● What needs to be done:
Can you write out all of the material below, word for word?

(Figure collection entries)
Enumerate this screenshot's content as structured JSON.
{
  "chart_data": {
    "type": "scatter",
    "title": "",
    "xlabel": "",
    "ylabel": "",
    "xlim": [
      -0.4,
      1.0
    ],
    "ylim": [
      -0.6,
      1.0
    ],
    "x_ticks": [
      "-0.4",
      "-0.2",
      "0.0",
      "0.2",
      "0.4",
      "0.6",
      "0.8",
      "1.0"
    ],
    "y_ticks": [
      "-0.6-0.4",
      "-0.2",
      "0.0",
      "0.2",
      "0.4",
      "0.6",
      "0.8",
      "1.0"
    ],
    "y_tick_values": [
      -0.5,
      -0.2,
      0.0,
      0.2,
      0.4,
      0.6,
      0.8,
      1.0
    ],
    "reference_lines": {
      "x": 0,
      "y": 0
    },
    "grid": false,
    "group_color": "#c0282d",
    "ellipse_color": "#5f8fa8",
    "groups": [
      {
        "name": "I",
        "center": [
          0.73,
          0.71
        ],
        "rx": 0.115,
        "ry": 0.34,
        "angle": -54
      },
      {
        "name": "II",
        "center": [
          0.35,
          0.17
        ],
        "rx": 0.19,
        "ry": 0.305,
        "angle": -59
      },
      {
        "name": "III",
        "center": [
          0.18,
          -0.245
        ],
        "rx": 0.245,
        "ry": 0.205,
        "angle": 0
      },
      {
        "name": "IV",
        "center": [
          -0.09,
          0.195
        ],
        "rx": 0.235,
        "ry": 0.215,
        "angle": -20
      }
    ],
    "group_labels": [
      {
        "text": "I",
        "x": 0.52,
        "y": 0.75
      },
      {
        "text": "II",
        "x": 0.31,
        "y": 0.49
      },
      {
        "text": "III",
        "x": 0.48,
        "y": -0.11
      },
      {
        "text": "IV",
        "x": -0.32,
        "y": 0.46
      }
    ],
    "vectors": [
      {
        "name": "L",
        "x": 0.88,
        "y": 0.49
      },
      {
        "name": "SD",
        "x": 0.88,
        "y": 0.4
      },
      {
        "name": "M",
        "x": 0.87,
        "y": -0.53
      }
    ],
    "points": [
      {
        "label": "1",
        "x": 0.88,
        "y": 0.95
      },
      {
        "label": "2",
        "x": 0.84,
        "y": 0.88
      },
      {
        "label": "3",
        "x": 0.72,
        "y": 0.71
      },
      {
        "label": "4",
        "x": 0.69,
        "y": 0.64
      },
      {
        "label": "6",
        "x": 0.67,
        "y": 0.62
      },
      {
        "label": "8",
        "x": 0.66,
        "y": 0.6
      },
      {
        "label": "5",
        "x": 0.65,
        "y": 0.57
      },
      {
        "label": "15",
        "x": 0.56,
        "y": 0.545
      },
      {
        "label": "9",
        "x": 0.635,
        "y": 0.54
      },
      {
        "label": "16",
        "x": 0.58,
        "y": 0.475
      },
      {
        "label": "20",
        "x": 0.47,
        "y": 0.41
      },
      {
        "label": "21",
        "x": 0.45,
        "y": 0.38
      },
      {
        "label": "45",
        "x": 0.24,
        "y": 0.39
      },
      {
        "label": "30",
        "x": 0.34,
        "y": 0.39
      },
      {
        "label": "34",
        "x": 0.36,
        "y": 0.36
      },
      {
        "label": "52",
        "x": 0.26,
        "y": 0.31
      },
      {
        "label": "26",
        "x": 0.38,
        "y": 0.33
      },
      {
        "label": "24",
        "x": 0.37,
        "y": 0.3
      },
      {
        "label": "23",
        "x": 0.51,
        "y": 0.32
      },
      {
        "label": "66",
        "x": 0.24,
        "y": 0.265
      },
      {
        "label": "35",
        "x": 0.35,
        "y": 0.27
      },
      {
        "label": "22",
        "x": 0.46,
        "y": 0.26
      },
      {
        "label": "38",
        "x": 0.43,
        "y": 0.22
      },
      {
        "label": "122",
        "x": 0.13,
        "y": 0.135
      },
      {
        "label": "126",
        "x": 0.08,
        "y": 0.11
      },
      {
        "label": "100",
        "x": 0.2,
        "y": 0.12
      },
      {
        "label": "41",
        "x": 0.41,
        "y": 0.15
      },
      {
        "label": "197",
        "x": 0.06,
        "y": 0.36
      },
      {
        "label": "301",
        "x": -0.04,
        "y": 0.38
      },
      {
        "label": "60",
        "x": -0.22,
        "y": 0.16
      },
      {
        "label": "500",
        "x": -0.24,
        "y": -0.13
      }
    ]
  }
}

● Response to the exercise:
Enumerate this screenshot's content as structured JSON.
{
  "chart_data": {
    "type": "scatter",
    "title": "",
    "xlabel": "",
    "ylabel": "",
    "xlim": [
      -0.4,
      1.0
    ],
    "ylim": [
      -0.6,
      1.0
    ],
    "x_ticks": [
      "-0.4",
      "-0.2",
      "0.0",
      "0.2",
      "0.4",
      "0.6",
      "0.8",
      "1.0"
    ],
    "y_ticks": [
      "-0.6-0.4",
      "-0.2",
      "0.0",
      "0.2",
      "0.4",
      "0.6",
      "0.8",
      "1.0"
    ],
    "y_tick_values": [
      -0.5,
      -0.2,
      0.0,
      0.2,
      0.4,
      0.6,
      0.8,
      1.0
    ],
    "reference_lines": {
      "x": 0,
      "y": 0
    },
    "grid": false,
    "group_color": "#c0282d",
    "ellipse_color": "#5f8fa8",
    "groups": [
      {
        "name": "I",
        "center": [
          0.73,
          0.71
        ],
        "rx": 0.115,
        "ry": 0.34,
        "angle": -54
      },
      {
        "name": "II",
        "center": [
          0.35,
          0.17
        ],
        "rx": 0.19,
        "ry": 0.305,
        "angle": -59
      },
      {
        "name": "III",
        "center": [
          0.18,
          -0.245
        ],
        "rx": 0.245,
        "ry": 0.205,
        "angle": 0
      },
      {
        "name": "IV",
        "center": [
          -0.09,
          0.195
        ],
        "rx": 0.235,
        "ry": 0.215,
        "angle": -20
      }
    ],
    "group_labels": [
      {
        "text": "I",
        "x": 0.52,
        "y": 0.75
      },
      {
        "text": "II",
        "x": 0.31,
        "y": 0.49
      },
      {
        "text": "III",
        "x": 0.48,
        "y": -0.11
      },
      {
        "text": "IV",
        "x": -0.32,
        "y": 0.46
      }
    ],
    "vectors": [
      {
        "name": "L",
        "x": 0.88,
        "y": 0.49
      },
      {
        "name": "SD",
        "x": 0.88,
        "y": 0.4
      },
      {
        "name": "M",
        "x": 0.87,
        "y": -0.53
      }
    ],
    "points": [
      {
        "label": "1",
        "x": 0.88,
        "y": 0.95
      },
      {
        "label": "2",
        "x": 0.84,
        "y": 0.88
      },
      {
        "label": "3",
        "x": 0.72,
        "y": 0.71
      },
      {
        "label": "4",
        "x": 0.69,
        "y": 0.64
      },
      {
        "label": "6",
        "x": 0.67,
        "y": 0.62
      },
      {
        "label": "8",
        "x": 0.66,
        "y": 0.6
      },
      {
        "label": "5",
        "x": 0.65,
        "y": 0.57
      },
      {
        "label": "15",
        "x": 0.56,
        "y": 0.545
      },
      {
        "label": "9",
        "x": 0.635,
        "y": 0.54
      },
      {
        "label": "16",
        "x": 0.58,
        "y": 0.475
      },
      {
        "label": "20",
        "x": 0.47,
        "y": 0.41
      },
      {
        "label": "21",
        "x": 0.45,
        "y": 0.38
      },
      {
        "label": "45",
        "x": 0.24,
        "y": 0.39
      },
      {
        "label": "30",
        "x": 0.34,
        "y": 0.39
      },
      {
        "label": "34",
        "x": 0.36,
        "y": 0.36
      },
      {
        "label": "52",
        "x": 0.26,
        "y": 0.31
      },
      {
        "label": "26",
        "x": 0.38,
        "y": 0.33
      },
      {
        "label": "24",
        "x": 0.37,
        "y": 0.3
      },
      {
        "label": "23",
        "x": 0.51,
        "y": 0.32
      },
      {
        "label": "66",
        "x": 0.24,
        "y": 0.265
      },
      {
        "label": "35",
        "x": 0.35,
        "y": 0.27
      },
      {
        "label": "22",
        "x": 0.46,
        "y": 0.26
      },
      {
        "label": "38",
        "x": 0.43,
        "y": 0.22
      },
      {
        "label": "122",
        "x": 0.13,
        "y": 0.135
      },
      {
        "label": "126",
        "x": 0.08,
        "y": 0.11
      },
      {
        "label": "100",
        "x": 0.2,
        "y": 0.12
      },
      {
        "label": "41",
        "x": 0.41,
        "y": 0.15
      },
      {
        "label": "197",
        "x": 0.06,
        "y": 0.36
      },
      {
        "label": "301",
        "x": -0.04,
        "y": 0.38
      },
      {
        "label": "60",
        "x": -0.22,
        "y": 0.16
      },
      {
        "label": "500",
        "x": -0.24,
        "y": -0.13
      }
    ]
  }
}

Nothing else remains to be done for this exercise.